Work to complete
**a.** Answer these from the political commentary:
(i) To what proposition is the plebiscite predicted to return a resounding YES?
(ii) Which government rakes in import revenue on the gas?
(iii) What kind of audit are politicians denying the need for?
**b.** From the political commentary, return the passage that opens with the words containing "And as though" and closes with "answer is never.".
**c.** Write the next part of the political commentary, picking up after its final sentence.

Selected extract
§
The latter has been the subject of a recent plebiscite, and now that the votes are in and only waiting to be counted, I feel free to express my disgust at the tactics employed by those on the right, their heartless scaremongering, the bald-faced lies and naked hypocrisy. It is too early to tell how much damage this clumsy and completely unnecessary process has caused. Sadly only time will tell, and perhaps by then it will be too late, even if, as predicted, the plebiscite returns a resounding YES to the proposition that all citizens of this country should be equal before the law. This matter should not even be up for debate in a modern liberal pluralistic democracy, but it is and those who assume to be society's moral guardians have exploited the fact to their undying shame. The wreckers in our federal parliament will have to answer to their consciences, if they can find them amongst the rubble of their many discarded promises.

 In short, this wonderful country is broken. Each day the disparity grows between the haves and the have-nots. A nation blessed with abundant resources is witnessing families unable to heat their homes or cook their children dinner because they simply cannot afford the exorbitant and steadily rising costs of gas and electricity. The fault for this is not theirs but of politicians at both the state and federal level who have lacked both the imagination and courage to face the challenges of climate change and the epochal shift in international attitudes to power generation. Now, while the Japanese government rakes in significant import revenue on OUR gas, our children shiver and go hungry to school.

And as though this were not enough, we witness the tragic farce of the citizenship fiasco that has already cut a swathe through the federal parliament and threatens to bring any semblance of governance in this country to a grinding halt. We can expect a raft of legal challenges by vested interests to bills passed by politicians who, by the fact of their undisclosed dual citizenship, were not entitled to be sitting in the parliament in the first place, let alone as part of the executive. And now they are busily denying the obvious need for a "citizenship audit" to ensure no further nasty surprises, while badgering the most vulnerable in our community to pay back welfare debts they simply do not owe. When, if ever, will we see an apology from those responsible for the so-called "robo-debt" fiasco for the many lives ruined and lost to despair? I suspect the answer is never.
§
Layout element annotations:
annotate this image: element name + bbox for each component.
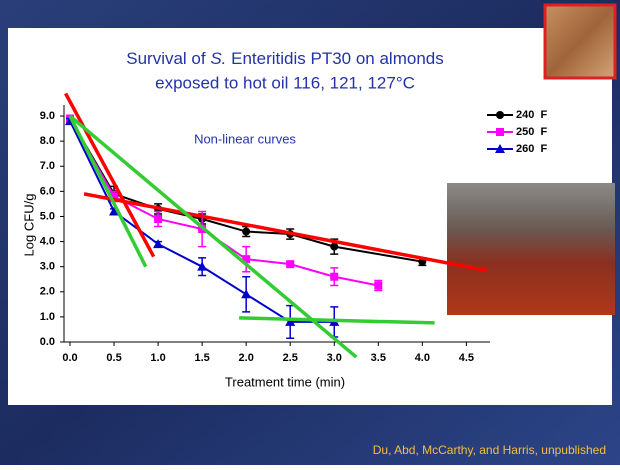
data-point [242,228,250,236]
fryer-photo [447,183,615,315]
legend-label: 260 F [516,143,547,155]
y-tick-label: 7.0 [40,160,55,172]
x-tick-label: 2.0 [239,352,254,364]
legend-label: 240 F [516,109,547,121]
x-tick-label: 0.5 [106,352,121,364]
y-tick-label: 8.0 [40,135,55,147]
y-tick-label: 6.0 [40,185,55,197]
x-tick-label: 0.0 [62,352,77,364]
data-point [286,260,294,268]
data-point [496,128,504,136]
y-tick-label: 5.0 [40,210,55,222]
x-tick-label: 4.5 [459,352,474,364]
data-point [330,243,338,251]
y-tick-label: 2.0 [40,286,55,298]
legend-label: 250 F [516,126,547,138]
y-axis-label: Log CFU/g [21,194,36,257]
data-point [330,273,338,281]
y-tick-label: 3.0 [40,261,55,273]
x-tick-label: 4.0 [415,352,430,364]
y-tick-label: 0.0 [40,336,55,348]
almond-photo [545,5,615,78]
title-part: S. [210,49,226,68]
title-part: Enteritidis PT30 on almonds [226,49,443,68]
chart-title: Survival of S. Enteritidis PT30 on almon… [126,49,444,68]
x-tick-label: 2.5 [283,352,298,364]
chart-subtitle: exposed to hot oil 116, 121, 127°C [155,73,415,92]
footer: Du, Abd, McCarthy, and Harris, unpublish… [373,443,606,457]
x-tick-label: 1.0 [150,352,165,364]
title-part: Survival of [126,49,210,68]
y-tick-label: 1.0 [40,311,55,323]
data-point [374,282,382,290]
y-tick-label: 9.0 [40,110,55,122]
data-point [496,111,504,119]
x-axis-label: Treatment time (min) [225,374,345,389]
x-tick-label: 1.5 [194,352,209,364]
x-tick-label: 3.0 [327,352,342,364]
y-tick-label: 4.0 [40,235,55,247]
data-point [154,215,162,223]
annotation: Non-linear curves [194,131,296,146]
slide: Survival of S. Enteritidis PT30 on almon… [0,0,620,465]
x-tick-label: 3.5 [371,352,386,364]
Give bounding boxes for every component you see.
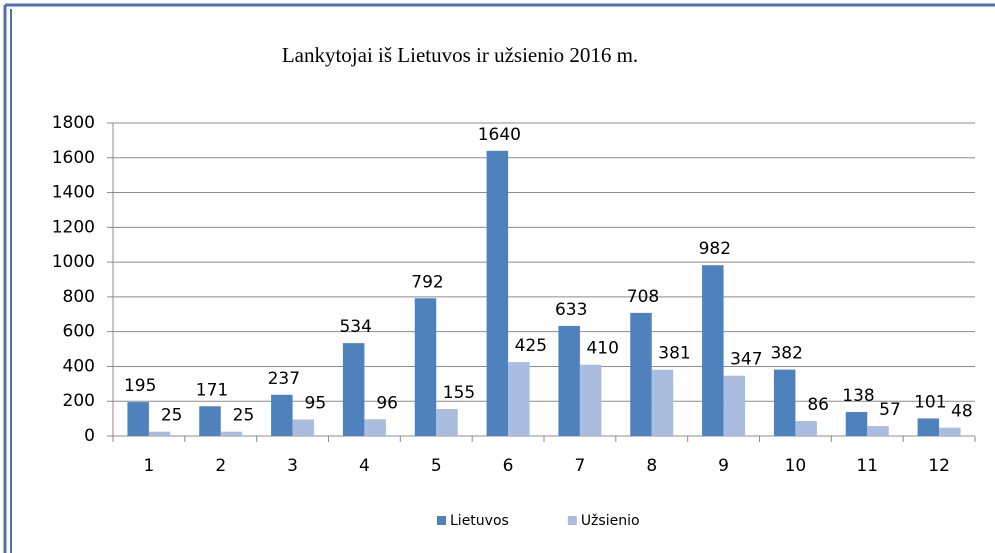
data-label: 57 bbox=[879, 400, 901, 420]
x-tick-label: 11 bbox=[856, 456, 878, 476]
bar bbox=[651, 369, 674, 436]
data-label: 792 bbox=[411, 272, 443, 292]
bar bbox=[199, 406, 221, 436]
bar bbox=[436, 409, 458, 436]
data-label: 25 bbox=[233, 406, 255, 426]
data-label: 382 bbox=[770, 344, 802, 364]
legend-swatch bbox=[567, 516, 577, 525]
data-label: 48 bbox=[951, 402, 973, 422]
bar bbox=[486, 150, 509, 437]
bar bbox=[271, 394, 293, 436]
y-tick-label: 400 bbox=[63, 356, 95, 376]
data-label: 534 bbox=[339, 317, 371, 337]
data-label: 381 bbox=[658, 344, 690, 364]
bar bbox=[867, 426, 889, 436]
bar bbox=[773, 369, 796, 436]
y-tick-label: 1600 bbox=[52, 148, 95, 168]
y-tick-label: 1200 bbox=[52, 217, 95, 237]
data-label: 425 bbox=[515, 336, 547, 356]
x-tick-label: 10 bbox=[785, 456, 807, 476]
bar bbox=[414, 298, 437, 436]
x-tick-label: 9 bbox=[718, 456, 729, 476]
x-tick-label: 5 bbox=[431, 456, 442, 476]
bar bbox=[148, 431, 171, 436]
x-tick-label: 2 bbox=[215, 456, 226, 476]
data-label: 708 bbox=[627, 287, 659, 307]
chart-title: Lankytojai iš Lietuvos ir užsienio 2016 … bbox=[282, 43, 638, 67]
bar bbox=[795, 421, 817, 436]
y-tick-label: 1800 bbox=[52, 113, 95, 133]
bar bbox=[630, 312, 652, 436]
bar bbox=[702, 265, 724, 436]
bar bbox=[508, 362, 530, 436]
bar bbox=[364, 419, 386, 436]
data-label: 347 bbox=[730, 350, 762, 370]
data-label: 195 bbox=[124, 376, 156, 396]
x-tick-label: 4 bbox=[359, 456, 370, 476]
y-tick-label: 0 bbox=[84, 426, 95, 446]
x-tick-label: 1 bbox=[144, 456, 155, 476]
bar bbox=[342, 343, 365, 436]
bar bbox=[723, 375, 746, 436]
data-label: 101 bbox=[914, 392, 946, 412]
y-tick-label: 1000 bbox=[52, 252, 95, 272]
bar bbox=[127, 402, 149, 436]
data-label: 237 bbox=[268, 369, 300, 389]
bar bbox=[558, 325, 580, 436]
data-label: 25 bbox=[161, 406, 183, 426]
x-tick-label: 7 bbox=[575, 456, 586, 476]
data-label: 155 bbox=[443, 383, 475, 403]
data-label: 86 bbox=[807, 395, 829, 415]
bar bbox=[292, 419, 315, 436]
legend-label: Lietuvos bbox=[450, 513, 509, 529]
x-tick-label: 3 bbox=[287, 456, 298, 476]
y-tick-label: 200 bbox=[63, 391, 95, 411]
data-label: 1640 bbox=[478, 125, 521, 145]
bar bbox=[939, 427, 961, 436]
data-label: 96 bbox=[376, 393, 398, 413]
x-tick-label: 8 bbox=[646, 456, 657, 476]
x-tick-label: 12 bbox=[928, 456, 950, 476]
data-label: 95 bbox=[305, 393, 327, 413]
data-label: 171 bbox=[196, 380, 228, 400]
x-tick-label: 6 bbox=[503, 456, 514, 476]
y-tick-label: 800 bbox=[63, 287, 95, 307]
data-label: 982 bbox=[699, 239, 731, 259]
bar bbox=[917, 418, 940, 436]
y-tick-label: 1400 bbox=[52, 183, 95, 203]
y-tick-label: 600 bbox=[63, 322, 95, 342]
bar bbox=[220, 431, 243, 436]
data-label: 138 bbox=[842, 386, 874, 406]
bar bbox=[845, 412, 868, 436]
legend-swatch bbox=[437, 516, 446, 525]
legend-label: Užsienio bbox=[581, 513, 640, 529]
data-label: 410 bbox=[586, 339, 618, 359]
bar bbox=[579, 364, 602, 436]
§
Responses
**a.**
(i) That all citizens of this country should be equal before the law.
(ii) The Japanese government.
(iii) A "citizenship audit".

**b.**
And as though this were not enough, we witness the tragic farce of the citizenship fiasco that has already cut a swathe through the federal parliament and threatens to bring any semblance of governance in this country to a grinding halt. We can expect a raft of legal challenges by vested interests to bills passed by politicians who, by the fact of their undisclosed dual citizenship, were not entitled to be sitting in the parliament in the first place, let alone as part of the executive. And now they are busily denying the obvious need for a "citizenship audit" to ensure no further nasty surprises, while badgering the most vulnerable in our community to pay back welfare debts they simply do not owe. When, if ever, will we see an apology from those responsible for the so-called "robo-debt" fiasco for the many lives ruined and lost to despair? I suspect the answer is never.

**c.**
This is what has become of "the wonder downunder" my northern friends, and it is a cautionary tale. When we turn our backs on the system, when we opt out, refuse to vote, shut our eyes and ears to what is happening around us, then we leave the running of affairs to vested interests who will plunder what they can, turn a tidy profit, and then move on. In this bright new shiny neo-liberal, post 9-11 world of ours, capital moves freely while the individual's freedom of movement grows ever more impeded. Public assets are sold off to often rather nefarious private interests with no visible gain to the public weal. Quite the opposite. Roads, rail, port facilities, utilities, in fact infrastructure of every kind now sits in private, largely unaccountable hands. My generation has not only let this happen, many of us have been willing participants. And for that I apologise wholeheartedly to those coming after me.

I will end this bleak scree with some words from an Australian poet from the generation immediately before mine, the infamous "Boomer" generation with which we X-ers have carried on a love-hate relationship for many years:

I believe this wick and this open book
in the light's oval, and I disbelieve

everything this generation has told me.

- Robert Harris "Isaiah by Kerosene Lantern Light" (1986)

I thank you for your time. And remember to always keep poetry in your lives.




New Poetry by John Bartlett










Night

Night falls too early now
Birds fold themselves up
Like faded Christmas cards

Clocks speed up their complaining
Cars creep towards home
Fog like a smokers’ cough

Friends leave through the open door
Coats and scarves are left behind
The beach washed clear of footprints

We wait in darkened rooms
Voices calling in the distance
A choir of galloping angels


- John Bartlett 2017



John Bartlett‘s non-fiction and essays have been widely published and will be collated into an e-book entitled A Tiny and Brilliant Light to be released in November 2017. He is the author of two novels, Towards a Distant Sea and Estuary and a collection of short stories, All Mortal Flesh.He blogs regularly at: http://beyondtheestuary.com/

Thursday, November 02, 2017

New Poetry by Holly Day










In the Waiting Room
        
He comes into the lobby holding the little plastic bag
knuckles white and tight
as though he doesn't ever want to let it go. 
He drops it on the receptionist's desk

like a lion dropping the broken body of its cub
after some horrible accident, some catastrophic mauling
face contorted in resolution and anger
dismay and confusion. From where I'm sitting
in the back of the room with the other happily fat, pregnant women
reading magazines about breastfeeding and diaper technology
I can see just enough of the tiny gray body inside the bag
the parts not wrapped in white tissue paper

one thin arm, impossibly small and delicate
a perfect little foot
no blood.

"The doctor asked me to bring this in, " he says loudly
challenging the look of dismay on the receptionist's face. 
"She didn't pass it until this morning." The receptionist takes the bag 
with one quick, practiced sweep, hiding it between her body and the wall
as she takes it in the back room for the doctor. 
As she leaves, the man stares us all down,
daring us to acknowledge his presence, his anguish, 
daring us to recognize 

the painful events that brought him here.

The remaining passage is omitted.